§ Your task
Write out the records below once more, exactly as they stand.

Data excerpts
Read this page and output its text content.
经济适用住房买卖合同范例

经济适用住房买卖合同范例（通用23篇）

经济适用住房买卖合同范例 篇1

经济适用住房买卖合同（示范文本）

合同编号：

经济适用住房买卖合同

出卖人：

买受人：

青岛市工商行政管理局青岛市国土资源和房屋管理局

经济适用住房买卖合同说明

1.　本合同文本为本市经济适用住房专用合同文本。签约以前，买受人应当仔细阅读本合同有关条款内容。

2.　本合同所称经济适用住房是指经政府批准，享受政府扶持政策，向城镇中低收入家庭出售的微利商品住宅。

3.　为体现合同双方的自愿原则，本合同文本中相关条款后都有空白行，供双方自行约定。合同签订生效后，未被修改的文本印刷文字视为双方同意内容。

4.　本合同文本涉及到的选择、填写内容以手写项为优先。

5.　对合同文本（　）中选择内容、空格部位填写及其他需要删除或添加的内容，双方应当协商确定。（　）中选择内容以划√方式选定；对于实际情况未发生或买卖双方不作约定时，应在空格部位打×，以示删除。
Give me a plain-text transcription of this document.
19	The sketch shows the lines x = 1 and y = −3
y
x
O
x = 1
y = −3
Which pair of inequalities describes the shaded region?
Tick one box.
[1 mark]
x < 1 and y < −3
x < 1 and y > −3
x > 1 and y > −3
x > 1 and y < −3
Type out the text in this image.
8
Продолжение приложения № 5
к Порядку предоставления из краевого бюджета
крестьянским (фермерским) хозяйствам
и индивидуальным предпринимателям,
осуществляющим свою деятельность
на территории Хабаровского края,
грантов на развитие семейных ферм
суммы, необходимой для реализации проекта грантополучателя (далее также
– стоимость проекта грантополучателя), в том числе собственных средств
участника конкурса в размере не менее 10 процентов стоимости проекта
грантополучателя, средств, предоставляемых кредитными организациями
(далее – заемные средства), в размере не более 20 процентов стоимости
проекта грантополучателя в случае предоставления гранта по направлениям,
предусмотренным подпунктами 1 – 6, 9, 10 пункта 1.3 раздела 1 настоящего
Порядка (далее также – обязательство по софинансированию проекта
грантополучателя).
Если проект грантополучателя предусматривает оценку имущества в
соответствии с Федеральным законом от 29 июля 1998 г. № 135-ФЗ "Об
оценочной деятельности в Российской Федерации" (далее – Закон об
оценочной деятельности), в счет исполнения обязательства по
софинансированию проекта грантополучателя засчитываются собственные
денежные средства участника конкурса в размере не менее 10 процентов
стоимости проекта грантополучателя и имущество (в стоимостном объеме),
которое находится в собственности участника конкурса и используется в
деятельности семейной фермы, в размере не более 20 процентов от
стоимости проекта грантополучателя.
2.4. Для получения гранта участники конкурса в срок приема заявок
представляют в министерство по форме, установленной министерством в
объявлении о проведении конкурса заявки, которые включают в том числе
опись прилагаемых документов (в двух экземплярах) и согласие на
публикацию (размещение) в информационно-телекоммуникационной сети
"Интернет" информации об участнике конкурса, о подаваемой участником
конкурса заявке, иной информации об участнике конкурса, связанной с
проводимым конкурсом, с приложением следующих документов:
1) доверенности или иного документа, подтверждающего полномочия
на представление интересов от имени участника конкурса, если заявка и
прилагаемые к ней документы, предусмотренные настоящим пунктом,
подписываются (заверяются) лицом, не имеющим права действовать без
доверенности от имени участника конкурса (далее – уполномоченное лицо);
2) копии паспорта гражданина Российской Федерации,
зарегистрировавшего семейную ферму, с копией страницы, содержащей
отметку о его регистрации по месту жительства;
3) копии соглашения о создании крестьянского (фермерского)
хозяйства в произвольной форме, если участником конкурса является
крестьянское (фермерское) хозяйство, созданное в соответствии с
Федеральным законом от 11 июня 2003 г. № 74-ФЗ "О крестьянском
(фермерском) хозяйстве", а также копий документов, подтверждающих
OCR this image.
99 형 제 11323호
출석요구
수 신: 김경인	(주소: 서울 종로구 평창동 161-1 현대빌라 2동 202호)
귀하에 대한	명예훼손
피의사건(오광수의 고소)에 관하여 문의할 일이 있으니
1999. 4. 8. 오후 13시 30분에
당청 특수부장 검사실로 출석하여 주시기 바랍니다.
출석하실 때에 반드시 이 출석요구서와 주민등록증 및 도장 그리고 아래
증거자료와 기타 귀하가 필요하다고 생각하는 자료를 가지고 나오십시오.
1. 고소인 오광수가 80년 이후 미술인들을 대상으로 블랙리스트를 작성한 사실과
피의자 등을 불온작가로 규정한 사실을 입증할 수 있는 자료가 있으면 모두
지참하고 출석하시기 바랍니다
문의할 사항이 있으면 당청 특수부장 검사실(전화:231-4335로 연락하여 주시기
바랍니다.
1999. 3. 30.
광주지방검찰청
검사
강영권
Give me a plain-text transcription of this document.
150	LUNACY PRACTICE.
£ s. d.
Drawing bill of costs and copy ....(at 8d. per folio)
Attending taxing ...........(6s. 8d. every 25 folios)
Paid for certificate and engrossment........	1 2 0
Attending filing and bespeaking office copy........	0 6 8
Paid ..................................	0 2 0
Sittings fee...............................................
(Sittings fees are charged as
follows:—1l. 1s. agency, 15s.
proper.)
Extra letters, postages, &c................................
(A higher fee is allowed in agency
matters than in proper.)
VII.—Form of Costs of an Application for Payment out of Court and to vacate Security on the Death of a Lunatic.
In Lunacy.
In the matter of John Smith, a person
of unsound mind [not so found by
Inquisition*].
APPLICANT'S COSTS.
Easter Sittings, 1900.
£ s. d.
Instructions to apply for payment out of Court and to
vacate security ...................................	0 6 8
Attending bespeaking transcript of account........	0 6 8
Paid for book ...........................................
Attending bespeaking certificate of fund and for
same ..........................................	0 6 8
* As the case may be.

§ Exercise result
Read this page and output its text content.
经济适用住房买卖合同范例

经济适用住房买卖合同范例（通用23篇）

经济适用住房买卖合同范例 篇1

经济适用住房买卖合同（示范文本）

合同编号：

经济适用住房买卖合同

出卖人：

买受人：

青岛市工商行政管理局青岛市国土资源和房屋管理局

经济适用住房买卖合同说明

1.　本合同文本为本市经济适用住房专用合同文本。签约以前，买受人应当仔细阅读本合同有关条款内容。

2.　本合同所称经济适用住房是指经政府批准，享受政府扶持政策，向城镇中低收入家庭出售的微利商品住宅。

3.　为体现合同双方的自愿原则，本合同文本中相关条款后都有空白行，供双方自行约定。合同签订生效后，未被修改的文本印刷文字视为双方同意内容。

4.　本合同文本涉及到的选择、填写内容以手写项为优先。

5.　对合同文本（　）中选择内容、空格部位填写及其他需要删除或添加的内容，双方应当协商确定。（　）中选择内容以划√方式选定；对于实际情况未发生或买卖双方不作约定时，应在空格部位打×，以示删除。
Give me a plain-text transcription of this document.
19	The sketch shows the lines x = 1 and y = −3
y
x
O
x = 1
y = −3
Which pair of inequalities describes the shaded region?
Tick one box.
[1 mark]
x < 1 and y < −3
x < 1 and y > −3
x > 1 and y > −3
x > 1 and y < −3
Type out the text in this image.
8
Продолжение приложения № 5
к Порядку предоставления из краевого бюджета
крестьянским (фермерским) хозяйствам
и индивидуальным предпринимателям,
осуществляющим свою деятельность
на территории Хабаровского края,
грантов на развитие семейных ферм
суммы, необходимой для реализации проекта грантополучателя (далее также
– стоимость проекта грантополучателя), в том числе собственных средств
участника конкурса в размере не менее 10 процентов стоимости проекта
грантополучателя, средств, предоставляемых кредитными организациями
(далее – заемные средства), в размере не более 20 процентов стоимости
проекта грантополучателя в случае предоставления гранта по направлениям,
предусмотренным подпунктами 1 – 6, 9, 10 пункта 1.3 раздела 1 настоящего
Порядка (далее также – обязательство по софинансированию проекта
грантополучателя).
Если проект грантополучателя предусматривает оценку имущества в
соответствии с Федеральным законом от 29 июля 1998 г. № 135-ФЗ "Об
оценочной деятельности в Российской Федерации" (далее – Закон об
оценочной деятельности), в счет исполнения обязательства по
софинансированию проекта грантополучателя засчитываются собственные
денежные средства участника конкурса в размере не менее 10 процентов
стоимости проекта грантополучателя и имущество (в стоимостном объеме),
которое находится в собственности участника конкурса и используется в
деятельности семейной фермы, в размере не более 20 процентов от
стоимости проекта грантополучателя.
2.4. Для получения гранта участники конкурса в срок приема заявок
представляют в министерство по форме, установленной министерством в
объявлении о проведении конкурса заявки, которые включают в том числе
опись прилагаемых документов (в двух экземплярах) и согласие на
публикацию (размещение) в информационно-телекоммуникационной сети
"Интернет" информации об участнике конкурса, о подаваемой участником
конкурса заявке, иной информации об участнике конкурса, связанной с
проводимым конкурсом, с приложением следующих документов:
1) доверенности или иного документа, подтверждающего полномочия
на представление интересов от имени участника конкурса, если заявка и
прилагаемые к ней документы, предусмотренные настоящим пунктом,
подписываются (заверяются) лицом, не имеющим права действовать без
доверенности от имени участника конкурса (далее – уполномоченное лицо);
2) копии паспорта гражданина Российской Федерации,
зарегистрировавшего семейную ферму, с копией страницы, содержащей
отметку о его регистрации по месту жительства;
3) копии соглашения о создании крестьянского (фермерского)
хозяйства в произвольной форме, если участником конкурса является
крестьянское (фермерское) хозяйство, созданное в соответствии с
Федеральным законом от 11 июня 2003 г. № 74-ФЗ "О крестьянском
(фермерском) хозяйстве", а также копий документов, подтверждающих
OCR this image.
99 형 제 11323호
출석요구
수 신: 김경인	(주소: 서울 종로구 평창동 161-1 현대빌라 2동 202호)
귀하에 대한	명예훼손
피의사건(오광수의 고소)에 관하여 문의할 일이 있으니
1999. 4. 8. 오후 13시 30분에
당청 특수부장 검사실로 출석하여 주시기 바랍니다.
출석하실 때에 반드시 이 출석요구서와 주민등록증 및 도장 그리고 아래
증거자료와 기타 귀하가 필요하다고 생각하는 자료를 가지고 나오십시오.
1. 고소인 오광수가 80년 이후 미술인들을 대상으로 블랙리스트를 작성한 사실과
피의자 등을 불온작가로 규정한 사실을 입증할 수 있는 자료가 있으면 모두
지참하고 출석하시기 바랍니다
문의할 사항이 있으면 당청 특수부장 검사실(전화:231-4335로 연락하여 주시기
바랍니다.
1999. 3. 30.
광주지방검찰청
검사
강영권
Give me a plain-text transcription of this document.
150	LUNACY PRACTICE.
£ s. d.
Drawing bill of costs and copy ....(at 8d. per folio)
Attending taxing ...........(6s. 8d. every 25 folios)
Paid for certificate and engrossment........	1 2 0
Attending filing and bespeaking office copy........	0 6 8
Paid ..................................	0 2 0
Sittings fee...............................................
(Sittings fees are charged as
follows:—1l. 1s. agency, 15s.
proper.)
Extra letters, postages, &c................................
(A higher fee is allowed in agency
matters than in proper.)
VII.—Form of Costs of an Application for Payment out of Court and to vacate Security on the Death of a Lunatic.
In Lunacy.
In the matter of John Smith, a person
of unsound mind [not so found by
Inquisition*].
APPLICANT'S COSTS.
Easter Sittings, 1900.
£ s. d.
Instructions to apply for payment out of Court and to
vacate security ...................................	0 6 8
Attending bespeaking transcript of account........	0 6 8
Paid for book ...........................................
Attending bespeaking certificate of fund and for
same ..........................................	0 6 8
* As the case may be.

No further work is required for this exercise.